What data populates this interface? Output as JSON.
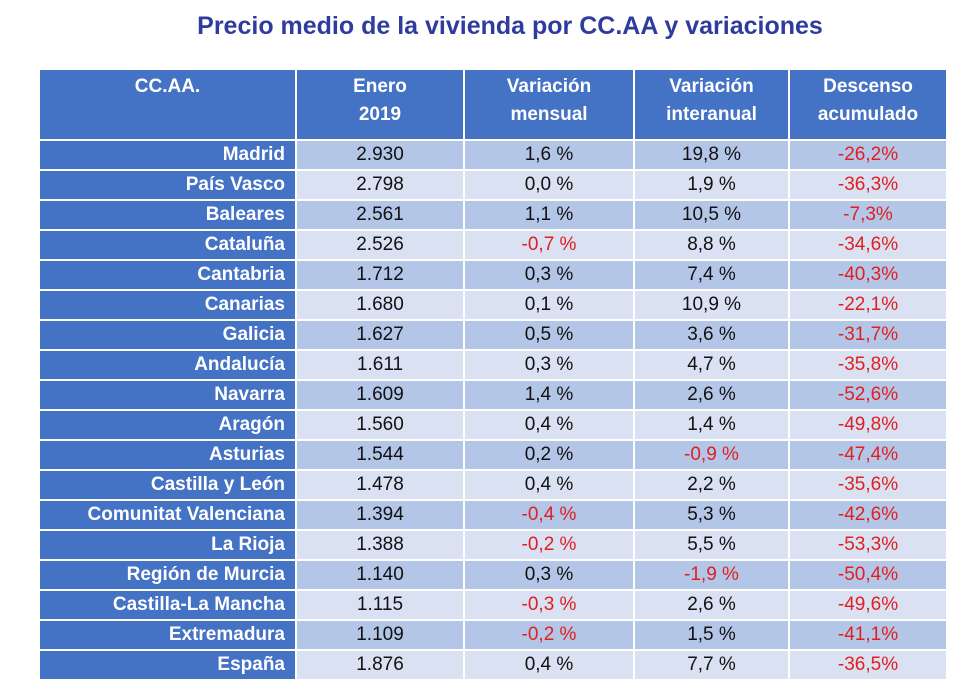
{
  "title": "Precio medio de la vivienda por CC.AA y variaciones",
  "colors": {
    "header": "#4472C4",
    "row_odd": "#B4C6E7",
    "row_even": "#D9E1F2",
    "negative": "#E02020",
    "title": "#2F3C9E"
  },
  "chart_data": {
    "type": "table",
    "title": "Precio medio de la vivienda por CC.AA y variaciones",
    "columns": [
      [
        "CC.AA."
      ],
      [
        "Enero",
        "2019"
      ],
      [
        "Variación",
        "mensual"
      ],
      [
        "Variación",
        "interanual"
      ],
      [
        "Descenso",
        "acumulado"
      ]
    ],
    "rows": [
      [
        "Madrid",
        "2.930",
        "1,6 %",
        "19,8 %",
        "-26,2%"
      ],
      [
        "País Vasco",
        "2.798",
        "0,0 %",
        "1,9 %",
        "-36,3%"
      ],
      [
        "Baleares",
        "2.561",
        "1,1 %",
        "10,5 %",
        "-7,3%"
      ],
      [
        "Cataluña",
        "2.526",
        "-0,7 %",
        "8,8 %",
        "-34,6%"
      ],
      [
        "Cantabria",
        "1.712",
        "0,3 %",
        "7,4 %",
        "-40,3%"
      ],
      [
        "Canarias",
        "1.680",
        "0,1 %",
        "10,9 %",
        "-22,1%"
      ],
      [
        "Galicia",
        "1.627",
        "0,5 %",
        "3,6 %",
        "-31,7%"
      ],
      [
        "Andalucía",
        "1.611",
        "0,3 %",
        "4,7 %",
        "-35,8%"
      ],
      [
        "Navarra",
        "1.609",
        "1,4 %",
        "2,6 %",
        "-52,6%"
      ],
      [
        "Aragón",
        "1.560",
        "0,4 %",
        "1,4 %",
        "-49,8%"
      ],
      [
        "Asturias",
        "1.544",
        "0,2 %",
        "-0,9 %",
        "-47,4%"
      ],
      [
        "Castilla y León",
        "1.478",
        "0,4 %",
        "2,2 %",
        "-35,6%"
      ],
      [
        "Comunitat Valenciana",
        "1.394",
        "-0,4 %",
        "5,3 %",
        "-42,6%"
      ],
      [
        "La Rioja",
        "1.388",
        "-0,2 %",
        "5,5 %",
        "-53,3%"
      ],
      [
        "Región de Murcia",
        "1.140",
        "0,3 %",
        "-1,9 %",
        "-50,4%"
      ],
      [
        "Castilla-La Mancha",
        "1.115",
        "-0,3 %",
        "2,6 %",
        "-49,6%"
      ],
      [
        "Extremadura",
        "1.109",
        "-0,2 %",
        "1,5 %",
        "-41,1%"
      ],
      [
        "España",
        "1.876",
        "0,4 %",
        "7,7 %",
        "-36,5%"
      ]
    ]
  }
}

* Given request: Scan the material above. Extract every line in which the word "variaciones" occurs.

* Solution to the exercise:
  "title": "Precio medio de la vivienda por CC.AA y variaciones",
    "title": "Precio medio de la vivienda por CC.AA y variaciones",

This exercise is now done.